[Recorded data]

## begin

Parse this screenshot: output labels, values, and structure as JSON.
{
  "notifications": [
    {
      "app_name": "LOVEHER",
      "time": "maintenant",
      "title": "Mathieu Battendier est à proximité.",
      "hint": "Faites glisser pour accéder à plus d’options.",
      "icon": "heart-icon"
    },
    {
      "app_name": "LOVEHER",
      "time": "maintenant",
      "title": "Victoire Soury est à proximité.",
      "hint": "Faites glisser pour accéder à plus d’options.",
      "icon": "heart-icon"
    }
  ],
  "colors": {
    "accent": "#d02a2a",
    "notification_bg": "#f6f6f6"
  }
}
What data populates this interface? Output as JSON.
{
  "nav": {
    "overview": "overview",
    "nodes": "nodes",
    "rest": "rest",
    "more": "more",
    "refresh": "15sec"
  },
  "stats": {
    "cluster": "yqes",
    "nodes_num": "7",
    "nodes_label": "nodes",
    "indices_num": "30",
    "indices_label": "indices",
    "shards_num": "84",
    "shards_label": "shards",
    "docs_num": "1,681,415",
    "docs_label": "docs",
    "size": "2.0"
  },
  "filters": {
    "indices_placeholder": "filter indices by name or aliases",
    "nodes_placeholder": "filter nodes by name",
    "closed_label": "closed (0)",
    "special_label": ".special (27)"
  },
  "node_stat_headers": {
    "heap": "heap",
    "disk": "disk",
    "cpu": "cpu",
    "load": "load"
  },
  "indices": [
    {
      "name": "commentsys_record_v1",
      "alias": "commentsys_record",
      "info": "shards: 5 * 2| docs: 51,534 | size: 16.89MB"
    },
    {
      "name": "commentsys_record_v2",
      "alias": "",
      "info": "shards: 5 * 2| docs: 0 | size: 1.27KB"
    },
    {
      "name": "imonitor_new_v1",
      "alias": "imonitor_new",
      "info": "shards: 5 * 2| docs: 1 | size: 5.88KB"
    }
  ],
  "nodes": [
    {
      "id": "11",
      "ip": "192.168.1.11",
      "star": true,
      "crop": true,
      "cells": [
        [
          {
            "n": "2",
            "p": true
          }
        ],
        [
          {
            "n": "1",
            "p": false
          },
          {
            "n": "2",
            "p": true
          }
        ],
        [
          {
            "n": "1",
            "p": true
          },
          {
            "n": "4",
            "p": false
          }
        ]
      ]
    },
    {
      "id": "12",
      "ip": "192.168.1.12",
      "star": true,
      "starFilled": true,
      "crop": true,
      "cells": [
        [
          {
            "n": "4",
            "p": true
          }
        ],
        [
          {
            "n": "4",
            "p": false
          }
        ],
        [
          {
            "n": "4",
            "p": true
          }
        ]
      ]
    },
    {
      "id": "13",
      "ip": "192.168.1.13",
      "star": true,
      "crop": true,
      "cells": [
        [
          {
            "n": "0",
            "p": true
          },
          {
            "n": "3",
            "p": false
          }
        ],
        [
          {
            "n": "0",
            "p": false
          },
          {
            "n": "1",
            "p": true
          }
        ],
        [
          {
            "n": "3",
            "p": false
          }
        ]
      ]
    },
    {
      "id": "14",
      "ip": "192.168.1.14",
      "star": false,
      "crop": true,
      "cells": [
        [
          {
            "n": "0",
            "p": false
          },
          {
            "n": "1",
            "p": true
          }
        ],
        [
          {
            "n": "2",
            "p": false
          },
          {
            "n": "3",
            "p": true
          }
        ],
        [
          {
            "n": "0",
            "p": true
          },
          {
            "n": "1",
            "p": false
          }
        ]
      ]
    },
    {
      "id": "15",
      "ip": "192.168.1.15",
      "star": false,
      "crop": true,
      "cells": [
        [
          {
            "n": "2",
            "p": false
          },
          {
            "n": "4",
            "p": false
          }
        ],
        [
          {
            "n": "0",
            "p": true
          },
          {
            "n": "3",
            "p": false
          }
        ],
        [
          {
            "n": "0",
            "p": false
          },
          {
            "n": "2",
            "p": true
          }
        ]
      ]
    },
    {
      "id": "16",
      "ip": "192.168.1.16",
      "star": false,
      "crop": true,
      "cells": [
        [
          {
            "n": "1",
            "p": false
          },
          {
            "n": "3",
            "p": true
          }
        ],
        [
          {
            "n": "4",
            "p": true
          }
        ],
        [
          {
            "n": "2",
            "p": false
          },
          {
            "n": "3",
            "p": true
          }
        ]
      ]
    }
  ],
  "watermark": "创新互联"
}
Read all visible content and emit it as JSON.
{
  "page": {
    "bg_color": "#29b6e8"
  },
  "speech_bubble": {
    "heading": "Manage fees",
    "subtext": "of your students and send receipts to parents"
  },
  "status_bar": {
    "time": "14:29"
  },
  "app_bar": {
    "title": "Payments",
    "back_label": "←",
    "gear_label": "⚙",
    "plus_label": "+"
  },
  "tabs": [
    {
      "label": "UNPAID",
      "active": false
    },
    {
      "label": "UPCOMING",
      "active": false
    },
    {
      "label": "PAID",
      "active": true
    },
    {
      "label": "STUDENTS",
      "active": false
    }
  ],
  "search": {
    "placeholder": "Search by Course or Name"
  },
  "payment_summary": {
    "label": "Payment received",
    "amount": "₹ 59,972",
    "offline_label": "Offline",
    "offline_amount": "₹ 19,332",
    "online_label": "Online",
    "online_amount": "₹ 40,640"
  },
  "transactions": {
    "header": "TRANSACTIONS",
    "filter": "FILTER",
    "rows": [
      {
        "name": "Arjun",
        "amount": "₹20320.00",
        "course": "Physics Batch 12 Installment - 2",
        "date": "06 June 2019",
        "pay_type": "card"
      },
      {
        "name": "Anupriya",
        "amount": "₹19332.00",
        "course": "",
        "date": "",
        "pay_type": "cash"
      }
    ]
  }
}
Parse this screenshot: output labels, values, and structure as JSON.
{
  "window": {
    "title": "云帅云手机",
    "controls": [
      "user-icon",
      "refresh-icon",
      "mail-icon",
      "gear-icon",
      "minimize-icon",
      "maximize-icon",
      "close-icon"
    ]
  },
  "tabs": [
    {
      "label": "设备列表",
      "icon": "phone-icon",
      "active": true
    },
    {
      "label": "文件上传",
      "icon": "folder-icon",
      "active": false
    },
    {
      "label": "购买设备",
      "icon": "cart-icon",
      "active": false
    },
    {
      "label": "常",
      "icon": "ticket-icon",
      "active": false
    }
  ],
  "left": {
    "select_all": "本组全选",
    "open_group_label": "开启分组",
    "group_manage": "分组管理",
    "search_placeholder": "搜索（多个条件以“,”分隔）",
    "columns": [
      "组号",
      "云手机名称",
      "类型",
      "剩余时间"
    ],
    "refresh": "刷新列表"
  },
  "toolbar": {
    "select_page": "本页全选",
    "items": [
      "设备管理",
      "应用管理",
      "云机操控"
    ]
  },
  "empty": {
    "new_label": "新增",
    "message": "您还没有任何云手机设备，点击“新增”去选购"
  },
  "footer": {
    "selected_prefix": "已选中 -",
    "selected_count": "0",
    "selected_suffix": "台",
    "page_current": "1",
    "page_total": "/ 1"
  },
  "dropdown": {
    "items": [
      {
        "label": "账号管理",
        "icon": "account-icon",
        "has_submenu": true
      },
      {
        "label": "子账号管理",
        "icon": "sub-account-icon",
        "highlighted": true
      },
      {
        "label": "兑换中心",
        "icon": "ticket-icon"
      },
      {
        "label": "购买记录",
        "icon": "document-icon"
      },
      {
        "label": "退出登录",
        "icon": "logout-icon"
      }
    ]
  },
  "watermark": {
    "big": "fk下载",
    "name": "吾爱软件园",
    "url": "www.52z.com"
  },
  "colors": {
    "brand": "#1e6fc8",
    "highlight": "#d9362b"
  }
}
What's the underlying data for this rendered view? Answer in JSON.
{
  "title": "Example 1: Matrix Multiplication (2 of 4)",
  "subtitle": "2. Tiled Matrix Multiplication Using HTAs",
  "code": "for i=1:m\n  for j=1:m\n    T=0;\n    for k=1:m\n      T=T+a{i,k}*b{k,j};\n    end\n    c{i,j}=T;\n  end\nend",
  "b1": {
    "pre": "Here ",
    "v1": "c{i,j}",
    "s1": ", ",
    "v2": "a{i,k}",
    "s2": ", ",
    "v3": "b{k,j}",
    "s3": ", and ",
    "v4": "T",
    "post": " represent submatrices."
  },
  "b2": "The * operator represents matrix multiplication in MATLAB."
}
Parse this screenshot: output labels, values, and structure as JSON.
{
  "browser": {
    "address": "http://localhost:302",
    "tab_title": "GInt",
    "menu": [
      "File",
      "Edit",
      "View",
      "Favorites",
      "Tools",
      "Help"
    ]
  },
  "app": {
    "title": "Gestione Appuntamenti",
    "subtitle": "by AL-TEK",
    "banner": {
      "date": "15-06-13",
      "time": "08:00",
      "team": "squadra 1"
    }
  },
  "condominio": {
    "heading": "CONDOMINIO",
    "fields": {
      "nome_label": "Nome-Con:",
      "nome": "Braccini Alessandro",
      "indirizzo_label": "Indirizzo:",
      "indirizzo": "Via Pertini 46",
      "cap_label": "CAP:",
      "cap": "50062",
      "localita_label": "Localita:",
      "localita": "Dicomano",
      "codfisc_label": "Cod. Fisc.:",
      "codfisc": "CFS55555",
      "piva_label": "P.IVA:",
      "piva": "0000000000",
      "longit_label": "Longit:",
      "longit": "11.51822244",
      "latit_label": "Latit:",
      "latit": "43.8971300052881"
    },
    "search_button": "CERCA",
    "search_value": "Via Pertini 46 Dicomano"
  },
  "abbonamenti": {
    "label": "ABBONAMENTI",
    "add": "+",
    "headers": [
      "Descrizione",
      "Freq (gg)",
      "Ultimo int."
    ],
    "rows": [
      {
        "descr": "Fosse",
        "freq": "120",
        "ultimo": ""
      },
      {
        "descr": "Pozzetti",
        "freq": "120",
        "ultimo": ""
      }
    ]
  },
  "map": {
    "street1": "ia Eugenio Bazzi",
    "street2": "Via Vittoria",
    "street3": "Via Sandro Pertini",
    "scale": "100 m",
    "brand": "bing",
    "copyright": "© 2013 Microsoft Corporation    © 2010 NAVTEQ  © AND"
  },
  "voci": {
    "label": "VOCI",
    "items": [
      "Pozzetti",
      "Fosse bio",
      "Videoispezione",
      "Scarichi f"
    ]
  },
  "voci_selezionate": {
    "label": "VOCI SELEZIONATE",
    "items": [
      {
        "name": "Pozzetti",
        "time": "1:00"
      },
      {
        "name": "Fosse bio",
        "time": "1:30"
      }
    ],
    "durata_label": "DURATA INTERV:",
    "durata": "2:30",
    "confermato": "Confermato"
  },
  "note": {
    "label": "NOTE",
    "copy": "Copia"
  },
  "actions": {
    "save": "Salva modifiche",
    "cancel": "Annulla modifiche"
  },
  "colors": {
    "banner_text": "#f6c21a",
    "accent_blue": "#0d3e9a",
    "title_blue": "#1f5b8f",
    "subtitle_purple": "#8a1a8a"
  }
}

## end

» AIM OF THE EXERCISE:
In the lines above, find each one with "account" and list it.

» PROBLEM SOLUTION:
        "icon": "account-icon",
        "icon": "sub-account-icon",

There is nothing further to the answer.